**EXERCISE:**
Would you write out the data below exactly, with every line intact?

▬▬▬

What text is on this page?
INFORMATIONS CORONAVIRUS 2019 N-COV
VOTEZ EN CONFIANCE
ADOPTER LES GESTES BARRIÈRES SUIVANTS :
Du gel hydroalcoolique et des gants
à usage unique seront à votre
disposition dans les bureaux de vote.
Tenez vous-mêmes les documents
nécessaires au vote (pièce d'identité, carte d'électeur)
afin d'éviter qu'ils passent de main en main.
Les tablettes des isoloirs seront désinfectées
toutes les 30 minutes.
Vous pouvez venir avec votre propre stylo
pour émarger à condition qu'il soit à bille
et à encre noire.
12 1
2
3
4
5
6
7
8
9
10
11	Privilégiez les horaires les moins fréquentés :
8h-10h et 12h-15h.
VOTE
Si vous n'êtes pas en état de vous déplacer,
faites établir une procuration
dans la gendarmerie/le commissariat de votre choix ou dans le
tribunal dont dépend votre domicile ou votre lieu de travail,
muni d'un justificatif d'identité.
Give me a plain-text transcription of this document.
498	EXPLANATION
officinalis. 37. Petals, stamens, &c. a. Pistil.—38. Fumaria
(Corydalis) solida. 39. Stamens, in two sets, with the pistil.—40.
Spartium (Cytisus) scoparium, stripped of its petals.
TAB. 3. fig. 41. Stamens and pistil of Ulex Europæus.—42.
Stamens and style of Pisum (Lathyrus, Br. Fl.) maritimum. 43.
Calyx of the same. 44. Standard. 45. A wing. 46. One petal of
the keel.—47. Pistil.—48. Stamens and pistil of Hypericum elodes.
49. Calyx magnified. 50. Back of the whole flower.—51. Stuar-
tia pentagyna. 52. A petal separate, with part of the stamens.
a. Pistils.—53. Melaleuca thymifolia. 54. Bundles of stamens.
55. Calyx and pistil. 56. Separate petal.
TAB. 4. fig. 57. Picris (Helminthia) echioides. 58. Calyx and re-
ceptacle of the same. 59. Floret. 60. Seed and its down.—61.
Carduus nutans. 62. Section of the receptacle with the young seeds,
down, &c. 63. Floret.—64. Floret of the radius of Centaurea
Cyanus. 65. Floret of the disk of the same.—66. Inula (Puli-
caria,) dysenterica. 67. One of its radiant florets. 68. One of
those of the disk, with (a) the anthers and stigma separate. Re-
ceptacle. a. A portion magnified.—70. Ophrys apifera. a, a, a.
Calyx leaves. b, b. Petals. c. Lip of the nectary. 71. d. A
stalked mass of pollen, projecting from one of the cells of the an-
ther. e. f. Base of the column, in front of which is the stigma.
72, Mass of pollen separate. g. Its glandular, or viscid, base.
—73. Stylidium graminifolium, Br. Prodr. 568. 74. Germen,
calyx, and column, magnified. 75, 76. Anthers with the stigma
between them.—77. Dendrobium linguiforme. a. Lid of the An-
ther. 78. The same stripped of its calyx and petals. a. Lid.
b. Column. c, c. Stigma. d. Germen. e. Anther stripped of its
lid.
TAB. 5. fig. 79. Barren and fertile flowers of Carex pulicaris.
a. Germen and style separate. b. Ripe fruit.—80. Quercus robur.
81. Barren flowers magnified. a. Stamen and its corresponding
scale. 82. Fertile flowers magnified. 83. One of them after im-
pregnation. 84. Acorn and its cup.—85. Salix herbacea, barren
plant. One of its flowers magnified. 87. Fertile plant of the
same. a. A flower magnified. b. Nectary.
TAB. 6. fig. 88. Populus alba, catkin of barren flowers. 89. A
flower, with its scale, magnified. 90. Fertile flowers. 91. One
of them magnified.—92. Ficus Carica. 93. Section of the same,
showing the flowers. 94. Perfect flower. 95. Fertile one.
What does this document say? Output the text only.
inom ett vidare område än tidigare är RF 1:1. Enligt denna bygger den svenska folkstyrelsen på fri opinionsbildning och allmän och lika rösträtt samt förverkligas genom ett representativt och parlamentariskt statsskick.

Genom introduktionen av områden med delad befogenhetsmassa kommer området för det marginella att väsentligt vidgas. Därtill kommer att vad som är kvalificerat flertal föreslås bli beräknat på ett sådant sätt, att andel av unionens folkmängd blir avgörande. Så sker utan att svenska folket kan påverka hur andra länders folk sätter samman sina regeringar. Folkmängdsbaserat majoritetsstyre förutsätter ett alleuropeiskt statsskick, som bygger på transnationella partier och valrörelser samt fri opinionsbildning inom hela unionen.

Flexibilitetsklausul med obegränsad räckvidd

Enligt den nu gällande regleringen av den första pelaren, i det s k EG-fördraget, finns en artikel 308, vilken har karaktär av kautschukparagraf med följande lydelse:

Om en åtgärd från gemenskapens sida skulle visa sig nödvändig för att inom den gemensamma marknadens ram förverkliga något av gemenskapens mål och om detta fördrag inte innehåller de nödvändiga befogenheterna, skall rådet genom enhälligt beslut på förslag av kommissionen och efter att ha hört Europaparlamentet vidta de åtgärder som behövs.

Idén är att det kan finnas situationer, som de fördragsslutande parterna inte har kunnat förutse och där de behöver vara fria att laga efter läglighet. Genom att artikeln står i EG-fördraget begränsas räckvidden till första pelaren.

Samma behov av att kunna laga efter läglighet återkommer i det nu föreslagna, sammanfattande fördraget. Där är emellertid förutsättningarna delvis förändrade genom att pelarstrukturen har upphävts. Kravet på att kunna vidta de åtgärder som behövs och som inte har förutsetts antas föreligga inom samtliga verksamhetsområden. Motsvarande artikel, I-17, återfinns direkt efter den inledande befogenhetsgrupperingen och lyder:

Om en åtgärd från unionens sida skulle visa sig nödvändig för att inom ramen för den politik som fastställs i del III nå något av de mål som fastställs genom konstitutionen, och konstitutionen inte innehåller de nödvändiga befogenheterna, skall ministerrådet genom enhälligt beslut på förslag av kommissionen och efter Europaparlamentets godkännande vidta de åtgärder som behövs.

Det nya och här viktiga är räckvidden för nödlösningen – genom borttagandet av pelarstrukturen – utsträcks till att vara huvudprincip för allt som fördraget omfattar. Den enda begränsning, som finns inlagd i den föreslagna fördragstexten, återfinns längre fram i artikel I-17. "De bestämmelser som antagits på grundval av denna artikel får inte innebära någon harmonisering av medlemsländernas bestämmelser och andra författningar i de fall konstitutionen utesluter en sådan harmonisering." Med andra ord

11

▬▬▬

**ANSWER TO THIS TASK:**
What text is on this page?
INFORMATIONS CORONAVIRUS 2019 N-COV
VOTEZ EN CONFIANCE
ADOPTER LES GESTES BARRIÈRES SUIVANTS :
Du gel hydroalcoolique et des gants
à usage unique seront à votre
disposition dans les bureaux de vote.
Tenez vous-mêmes les documents
nécessaires au vote (pièce d'identité, carte d'électeur)
afin d'éviter qu'ils passent de main en main.
Les tablettes des isoloirs seront désinfectées
toutes les 30 minutes.
Vous pouvez venir avec votre propre stylo
pour émarger à condition qu'il soit à bille
et à encre noire.
12 1
2
3
4
5
6
7
8
9
10
11	Privilégiez les horaires les moins fréquentés :
8h-10h et 12h-15h.
VOTE
Si vous n'êtes pas en état de vous déplacer,
faites établir une procuration
dans la gendarmerie/le commissariat de votre choix ou dans le
tribunal dont dépend votre domicile ou votre lieu de travail,
muni d'un justificatif d'identité.
Give me a plain-text transcription of this document.
498	EXPLANATION
officinalis. 37. Petals, stamens, &c. a. Pistil.—38. Fumaria
(Corydalis) solida. 39. Stamens, in two sets, with the pistil.—40.
Spartium (Cytisus) scoparium, stripped of its petals.
TAB. 3. fig. 41. Stamens and pistil of Ulex Europæus.—42.
Stamens and style of Pisum (Lathyrus, Br. Fl.) maritimum. 43.
Calyx of the same. 44. Standard. 45. A wing. 46. One petal of
the keel.—47. Pistil.—48. Stamens and pistil of Hypericum elodes.
49. Calyx magnified. 50. Back of the whole flower.—51. Stuar-
tia pentagyna. 52. A petal separate, with part of the stamens.
a. Pistils.—53. Melaleuca thymifolia. 54. Bundles of stamens.
55. Calyx and pistil. 56. Separate petal.
TAB. 4. fig. 57. Picris (Helminthia) echioides. 58. Calyx and re-
ceptacle of the same. 59. Floret. 60. Seed and its down.—61.
Carduus nutans. 62. Section of the receptacle with the young seeds,
down, &c. 63. Floret.—64. Floret of the radius of Centaurea
Cyanus. 65. Floret of the disk of the same.—66. Inula (Puli-
caria,) dysenterica. 67. One of its radiant florets. 68. One of
those of the disk, with (a) the anthers and stigma separate. Re-
ceptacle. a. A portion magnified.—70. Ophrys apifera. a, a, a.
Calyx leaves. b, b. Petals. c. Lip of the nectary. 71. d. A
stalked mass of pollen, projecting from one of the cells of the an-
ther. e. f. Base of the column, in front of which is the stigma.
72, Mass of pollen separate. g. Its glandular, or viscid, base.
—73. Stylidium graminifolium, Br. Prodr. 568. 74. Germen,
calyx, and column, magnified. 75, 76. Anthers with the stigma
between them.—77. Dendrobium linguiforme. a. Lid of the An-
ther. 78. The same stripped of its calyx and petals. a. Lid.
b. Column. c, c. Stigma. d. Germen. e. Anther stripped of its
lid.
TAB. 5. fig. 79. Barren and fertile flowers of Carex pulicaris.
a. Germen and style separate. b. Ripe fruit.—80. Quercus robur.
81. Barren flowers magnified. a. Stamen and its corresponding
scale. 82. Fertile flowers magnified. 83. One of them after im-
pregnation. 84. Acorn and its cup.—85. Salix herbacea, barren
plant. One of its flowers magnified. 87. Fertile plant of the
same. a. A flower magnified. b. Nectary.
TAB. 6. fig. 88. Populus alba, catkin of barren flowers. 89. A
flower, with its scale, magnified. 90. Fertile flowers. 91. One
of them magnified.—92. Ficus Carica. 93. Section of the same,
showing the flowers. 94. Perfect flower. 95. Fertile one.
What does this document say? Output the text only.
inom ett vidare område än tidigare är RF 1:1. Enligt denna bygger den svenska folkstyrelsen på fri opinionsbildning och allmän och lika rösträtt samt förverkligas genom ett representativt och parlamentariskt statsskick.

Genom introduktionen av områden med delad befogenhetsmassa kommer området för det marginella att väsentligt vidgas. Därtill kommer att vad som är kvalificerat flertal föreslås bli beräknat på ett sådant sätt, att andel av unionens folkmängd blir avgörande. Så sker utan att svenska folket kan påverka hur andra länders folk sätter samman sina regeringar. Folkmängdsbaserat majoritetsstyre förutsätter ett alleuropeiskt statsskick, som bygger på transnationella partier och valrörelser samt fri opinionsbildning inom hela unionen.

Flexibilitetsklausul med obegränsad räckvidd

Enligt den nu gällande regleringen av den första pelaren, i det s k EG-fördraget, finns en artikel 308, vilken har karaktär av kautschukparagraf med följande lydelse:

Om en åtgärd från gemenskapens sida skulle visa sig nödvändig för att inom den gemensamma marknadens ram förverkliga något av gemenskapens mål och om detta fördrag inte innehåller de nödvändiga befogenheterna, skall rådet genom enhälligt beslut på förslag av kommissionen och efter att ha hört Europaparlamentet vidta de åtgärder som behövs.

Idén är att det kan finnas situationer, som de fördragsslutande parterna inte har kunnat förutse och där de behöver vara fria att laga efter läglighet. Genom att artikeln står i EG-fördraget begränsas räckvidden till första pelaren.

Samma behov av att kunna laga efter läglighet återkommer i det nu föreslagna, sammanfattande fördraget. Där är emellertid förutsättningarna delvis förändrade genom att pelarstrukturen har upphävts. Kravet på att kunna vidta de åtgärder som behövs och som inte har förutsetts antas föreligga inom samtliga verksamhetsområden. Motsvarande artikel, I-17, återfinns direkt efter den inledande befogenhetsgrupperingen och lyder:

Om en åtgärd från unionens sida skulle visa sig nödvändig för att inom ramen för den politik som fastställs i del III nå något av de mål som fastställs genom konstitutionen, och konstitutionen inte innehåller de nödvändiga befogenheterna, skall ministerrådet genom enhälligt beslut på förslag av kommissionen och efter Europaparlamentets godkännande vidta de åtgärder som behövs.

Det nya och här viktiga är räckvidden för nödlösningen – genom borttagandet av pelarstrukturen – utsträcks till att vara huvudprincip för allt som fördraget omfattar. Den enda begränsning, som finns inlagd i den föreslagna fördragstexten, återfinns längre fram i artikel I-17. "De bestämmelser som antagits på grundval av denna artikel får inte innebära någon harmonisering av medlemsländernas bestämmelser och andra författningar i de fall konstitutionen utesluter en sådan harmonisering." Med andra ord

11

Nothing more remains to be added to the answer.